▶ _Supplied text_:
# 71045 and 74018



## manderson@umphysicians.umn.edu (Jan 8, 2018)

Has anyone noticed with the new for 2018 chest and abdomen x-ray single view codes that they hit a bundling edit?  There is a CCI edit based on "HCPCS/CPT procedure code definition".  It does say a modifier can be used, but we're still thinking the edit is in error as these are 2 distinct body regions and the old codes never bundled.  Does anyone know or understand the rationale behind this?
71045	Radiologic examination, chest; single view 
74018	Radiologic examination, abdomen; 1 view


----------



## lanaa (Jan 9, 2018)

*Lana R Adams, CPC Supervisor*

The ACR contact CCS regarding this edit of 71045 column 1 code and 74018 column 2 code which was implemented on January 1, 2018.  CCS investigate the code pair and determined that the edit was firing incorrectly on the NCCI.  They are working to obtain approval from CMS/NCCI to delete the edit April 1, 2018's quarterly update.  This correction will be retroactive back to January 1, 2018.    Until then, three options were recommended:  1: Hold claims for this edit until April 1.  2) Release and file appeals for 74018 after the update April 1, 2018.  3:  Append the 59 modifier on the different anatomic site with dates January 1 thru March 31st when the edit correction will take place and this edit will be deleted, April 1.  This was on a FaceBook website for Radiology and I just tried to relay the most relevant information.  I have asked that my coders append the 59 modifier given the three choices.


----------



## ciphermed (Mar 30, 2018)

The April 2018 NCCI tables have been published on the CMS website; the edit has been deleted effective Jan. 1, 2018. Thanks to the ACR.


----------

▶ _Given information_:
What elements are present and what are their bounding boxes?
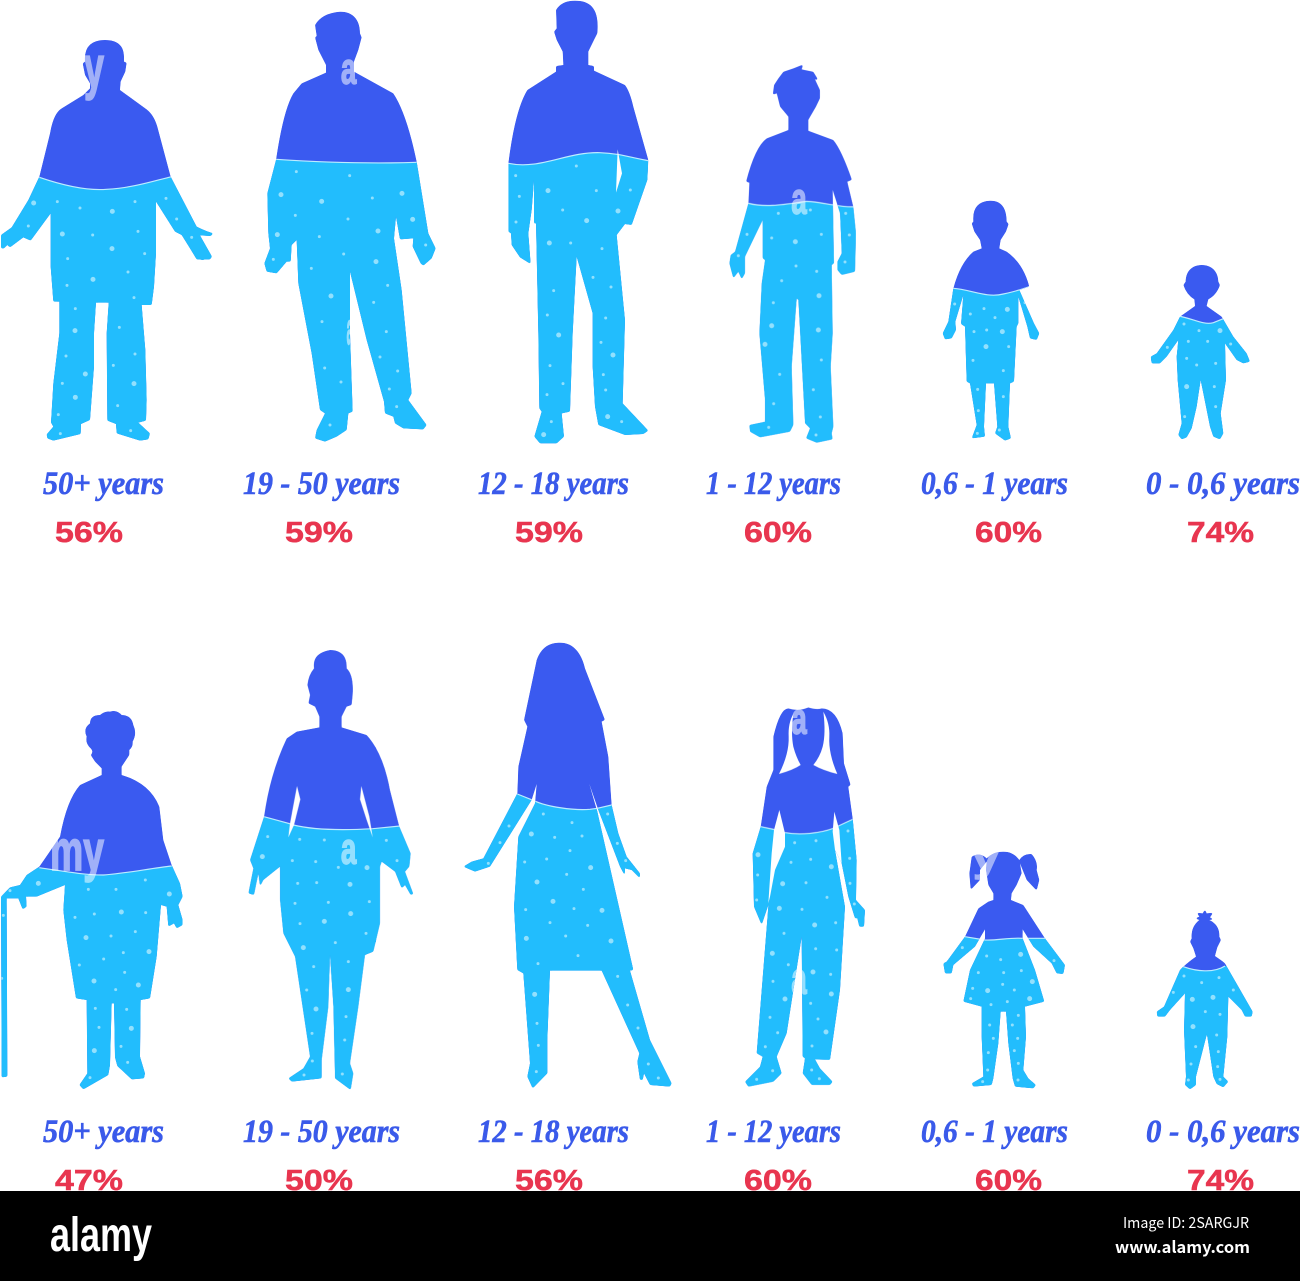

▶ _Goal_: In the forum thread on codes 71045 and 74018, why does the first poster think the bundling edit is in error? Answer in one to three sentences. The material above comes from a different source than the thread.

▶ _Task solution_: The poster thinks the edit is in error because the chest and abdomen are two distinct body regions. The poster also notes that the old codes never bundled.